[Provided information]
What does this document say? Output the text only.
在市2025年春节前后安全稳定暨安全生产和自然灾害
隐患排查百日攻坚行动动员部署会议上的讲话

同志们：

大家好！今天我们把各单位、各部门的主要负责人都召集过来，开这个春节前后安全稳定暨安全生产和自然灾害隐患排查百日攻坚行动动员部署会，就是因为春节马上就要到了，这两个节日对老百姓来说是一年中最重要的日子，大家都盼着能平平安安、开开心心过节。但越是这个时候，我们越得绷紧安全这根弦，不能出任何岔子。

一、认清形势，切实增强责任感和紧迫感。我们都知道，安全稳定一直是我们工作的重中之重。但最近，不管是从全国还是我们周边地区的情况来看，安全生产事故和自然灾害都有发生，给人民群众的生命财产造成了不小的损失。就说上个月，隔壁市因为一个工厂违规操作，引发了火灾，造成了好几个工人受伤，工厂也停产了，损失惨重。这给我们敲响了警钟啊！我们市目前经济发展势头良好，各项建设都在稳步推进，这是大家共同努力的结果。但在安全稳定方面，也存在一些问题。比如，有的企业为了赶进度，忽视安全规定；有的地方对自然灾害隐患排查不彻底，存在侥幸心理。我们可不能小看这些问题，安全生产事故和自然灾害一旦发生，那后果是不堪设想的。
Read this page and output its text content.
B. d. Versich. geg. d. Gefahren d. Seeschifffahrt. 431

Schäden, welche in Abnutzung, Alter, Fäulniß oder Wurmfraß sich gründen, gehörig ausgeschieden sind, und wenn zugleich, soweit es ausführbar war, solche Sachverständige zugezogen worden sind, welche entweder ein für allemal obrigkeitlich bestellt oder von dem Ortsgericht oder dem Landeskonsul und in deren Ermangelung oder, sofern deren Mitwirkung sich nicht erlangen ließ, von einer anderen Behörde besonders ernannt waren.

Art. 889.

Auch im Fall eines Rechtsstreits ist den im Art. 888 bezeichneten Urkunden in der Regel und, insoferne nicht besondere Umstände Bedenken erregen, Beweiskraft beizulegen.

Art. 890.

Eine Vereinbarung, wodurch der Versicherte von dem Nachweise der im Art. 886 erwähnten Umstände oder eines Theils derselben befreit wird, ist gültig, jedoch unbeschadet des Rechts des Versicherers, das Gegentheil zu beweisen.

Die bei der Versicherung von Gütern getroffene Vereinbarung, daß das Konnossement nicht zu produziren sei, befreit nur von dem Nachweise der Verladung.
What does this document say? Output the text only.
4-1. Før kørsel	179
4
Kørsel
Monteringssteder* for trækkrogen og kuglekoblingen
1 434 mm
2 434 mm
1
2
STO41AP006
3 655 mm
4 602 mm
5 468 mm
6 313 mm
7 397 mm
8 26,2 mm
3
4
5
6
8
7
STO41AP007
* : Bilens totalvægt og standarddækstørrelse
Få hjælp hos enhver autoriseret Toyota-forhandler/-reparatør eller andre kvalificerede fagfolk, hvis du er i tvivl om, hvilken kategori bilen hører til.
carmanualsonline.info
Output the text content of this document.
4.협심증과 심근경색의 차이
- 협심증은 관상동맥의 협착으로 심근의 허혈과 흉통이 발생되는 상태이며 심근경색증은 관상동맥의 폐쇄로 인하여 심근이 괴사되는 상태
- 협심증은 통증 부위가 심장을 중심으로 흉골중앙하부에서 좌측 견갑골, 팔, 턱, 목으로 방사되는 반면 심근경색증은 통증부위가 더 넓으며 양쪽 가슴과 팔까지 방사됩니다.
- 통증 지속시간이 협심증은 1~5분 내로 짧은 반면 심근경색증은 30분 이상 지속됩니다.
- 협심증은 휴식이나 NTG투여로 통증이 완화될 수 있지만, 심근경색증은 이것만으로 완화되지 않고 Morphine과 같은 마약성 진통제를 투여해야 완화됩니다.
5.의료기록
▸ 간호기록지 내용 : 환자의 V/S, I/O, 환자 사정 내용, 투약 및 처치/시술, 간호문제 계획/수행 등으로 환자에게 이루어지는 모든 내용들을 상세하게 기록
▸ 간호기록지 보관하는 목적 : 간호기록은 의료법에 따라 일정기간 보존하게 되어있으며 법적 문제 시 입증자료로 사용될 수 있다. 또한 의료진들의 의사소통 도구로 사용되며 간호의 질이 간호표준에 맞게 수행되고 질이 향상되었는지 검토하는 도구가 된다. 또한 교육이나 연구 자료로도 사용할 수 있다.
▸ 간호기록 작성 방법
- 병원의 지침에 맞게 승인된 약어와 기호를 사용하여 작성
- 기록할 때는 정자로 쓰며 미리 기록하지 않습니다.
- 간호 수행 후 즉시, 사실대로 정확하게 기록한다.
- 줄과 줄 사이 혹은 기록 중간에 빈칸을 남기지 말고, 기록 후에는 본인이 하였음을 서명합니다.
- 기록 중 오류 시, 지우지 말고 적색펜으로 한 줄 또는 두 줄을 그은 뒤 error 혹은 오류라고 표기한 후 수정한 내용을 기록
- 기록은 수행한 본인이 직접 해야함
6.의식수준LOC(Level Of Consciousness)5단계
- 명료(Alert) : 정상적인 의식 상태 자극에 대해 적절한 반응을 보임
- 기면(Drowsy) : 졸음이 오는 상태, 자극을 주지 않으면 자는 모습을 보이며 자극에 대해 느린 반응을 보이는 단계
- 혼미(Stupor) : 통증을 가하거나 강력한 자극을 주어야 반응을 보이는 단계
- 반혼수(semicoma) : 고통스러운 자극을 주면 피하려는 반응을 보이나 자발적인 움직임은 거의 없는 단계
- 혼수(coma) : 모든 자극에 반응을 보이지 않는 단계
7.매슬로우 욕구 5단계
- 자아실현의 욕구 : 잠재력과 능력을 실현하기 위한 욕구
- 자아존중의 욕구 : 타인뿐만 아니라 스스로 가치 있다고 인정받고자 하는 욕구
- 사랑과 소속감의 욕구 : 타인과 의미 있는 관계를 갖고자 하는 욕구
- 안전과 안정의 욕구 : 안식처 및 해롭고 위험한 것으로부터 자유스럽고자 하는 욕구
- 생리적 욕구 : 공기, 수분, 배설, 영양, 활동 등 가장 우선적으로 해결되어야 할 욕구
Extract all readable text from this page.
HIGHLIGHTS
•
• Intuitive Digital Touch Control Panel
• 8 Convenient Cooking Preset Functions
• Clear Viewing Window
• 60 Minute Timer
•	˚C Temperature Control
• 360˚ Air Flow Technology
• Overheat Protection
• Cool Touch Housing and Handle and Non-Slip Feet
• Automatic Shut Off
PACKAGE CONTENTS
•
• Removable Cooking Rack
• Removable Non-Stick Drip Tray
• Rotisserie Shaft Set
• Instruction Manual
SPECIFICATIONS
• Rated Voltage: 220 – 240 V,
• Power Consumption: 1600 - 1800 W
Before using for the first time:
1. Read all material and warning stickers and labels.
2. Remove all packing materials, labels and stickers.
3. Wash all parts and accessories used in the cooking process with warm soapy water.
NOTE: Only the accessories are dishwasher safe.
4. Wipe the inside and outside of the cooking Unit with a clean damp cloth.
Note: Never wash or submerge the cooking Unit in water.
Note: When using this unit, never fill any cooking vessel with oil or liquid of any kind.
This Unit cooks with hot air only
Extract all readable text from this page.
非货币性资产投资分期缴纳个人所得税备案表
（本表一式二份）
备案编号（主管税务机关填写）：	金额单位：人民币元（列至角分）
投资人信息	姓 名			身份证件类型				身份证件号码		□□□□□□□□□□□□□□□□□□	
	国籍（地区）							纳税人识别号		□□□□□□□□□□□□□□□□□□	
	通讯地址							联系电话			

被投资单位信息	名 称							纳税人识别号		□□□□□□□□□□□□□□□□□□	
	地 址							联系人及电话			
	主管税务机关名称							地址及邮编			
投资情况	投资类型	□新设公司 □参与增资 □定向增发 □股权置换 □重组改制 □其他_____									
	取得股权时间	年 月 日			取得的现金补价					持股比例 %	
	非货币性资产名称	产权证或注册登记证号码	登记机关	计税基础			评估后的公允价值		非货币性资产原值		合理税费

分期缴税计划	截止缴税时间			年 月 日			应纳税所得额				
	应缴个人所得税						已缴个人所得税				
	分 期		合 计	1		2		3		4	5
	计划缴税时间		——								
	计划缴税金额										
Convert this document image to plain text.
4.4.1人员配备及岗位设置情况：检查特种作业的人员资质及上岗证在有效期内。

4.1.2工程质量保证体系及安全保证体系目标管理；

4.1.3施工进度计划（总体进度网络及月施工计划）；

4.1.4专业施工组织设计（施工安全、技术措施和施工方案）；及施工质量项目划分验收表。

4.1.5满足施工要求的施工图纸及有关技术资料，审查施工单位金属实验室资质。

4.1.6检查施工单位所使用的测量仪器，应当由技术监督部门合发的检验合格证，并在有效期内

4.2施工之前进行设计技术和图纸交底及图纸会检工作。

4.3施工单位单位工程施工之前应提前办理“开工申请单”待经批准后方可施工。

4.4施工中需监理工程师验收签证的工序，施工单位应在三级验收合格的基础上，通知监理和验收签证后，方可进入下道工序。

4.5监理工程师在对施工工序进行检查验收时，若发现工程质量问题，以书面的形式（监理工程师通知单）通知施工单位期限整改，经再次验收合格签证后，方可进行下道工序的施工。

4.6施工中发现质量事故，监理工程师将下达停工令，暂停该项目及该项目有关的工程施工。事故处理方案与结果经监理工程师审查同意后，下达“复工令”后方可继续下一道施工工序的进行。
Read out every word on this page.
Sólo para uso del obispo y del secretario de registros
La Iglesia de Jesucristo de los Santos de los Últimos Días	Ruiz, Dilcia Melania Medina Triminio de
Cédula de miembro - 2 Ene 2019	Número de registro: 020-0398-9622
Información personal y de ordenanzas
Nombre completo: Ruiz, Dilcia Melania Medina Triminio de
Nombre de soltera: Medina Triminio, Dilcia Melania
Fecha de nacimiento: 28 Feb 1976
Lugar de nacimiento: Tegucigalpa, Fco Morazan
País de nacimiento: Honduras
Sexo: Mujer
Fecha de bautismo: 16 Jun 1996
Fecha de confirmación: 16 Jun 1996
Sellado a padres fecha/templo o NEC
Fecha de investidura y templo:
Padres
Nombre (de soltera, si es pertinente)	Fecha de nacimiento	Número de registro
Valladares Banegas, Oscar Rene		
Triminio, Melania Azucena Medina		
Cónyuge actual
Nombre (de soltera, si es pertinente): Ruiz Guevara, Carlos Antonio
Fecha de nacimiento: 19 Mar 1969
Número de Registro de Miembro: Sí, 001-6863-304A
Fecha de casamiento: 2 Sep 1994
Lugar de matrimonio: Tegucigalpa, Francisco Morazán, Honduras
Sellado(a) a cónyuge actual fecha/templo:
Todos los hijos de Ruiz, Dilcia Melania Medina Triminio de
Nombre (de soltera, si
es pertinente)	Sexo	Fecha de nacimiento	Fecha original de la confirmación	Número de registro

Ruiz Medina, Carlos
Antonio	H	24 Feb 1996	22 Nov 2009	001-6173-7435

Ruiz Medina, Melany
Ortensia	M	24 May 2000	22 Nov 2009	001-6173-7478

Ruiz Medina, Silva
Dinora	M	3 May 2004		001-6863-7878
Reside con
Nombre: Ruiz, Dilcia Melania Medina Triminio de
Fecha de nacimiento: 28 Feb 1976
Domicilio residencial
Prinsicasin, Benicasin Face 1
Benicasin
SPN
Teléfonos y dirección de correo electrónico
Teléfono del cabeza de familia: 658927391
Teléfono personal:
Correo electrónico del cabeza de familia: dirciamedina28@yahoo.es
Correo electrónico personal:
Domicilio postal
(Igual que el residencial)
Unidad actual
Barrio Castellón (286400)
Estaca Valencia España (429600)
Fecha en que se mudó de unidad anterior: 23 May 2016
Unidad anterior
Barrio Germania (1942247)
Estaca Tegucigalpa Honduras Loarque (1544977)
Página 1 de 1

[Written request] Gather each line in the entries above where the string "Barrio" is found.

[Response for this exercise]
Barrio Castellón (286400)
Barrio Germania (1942247)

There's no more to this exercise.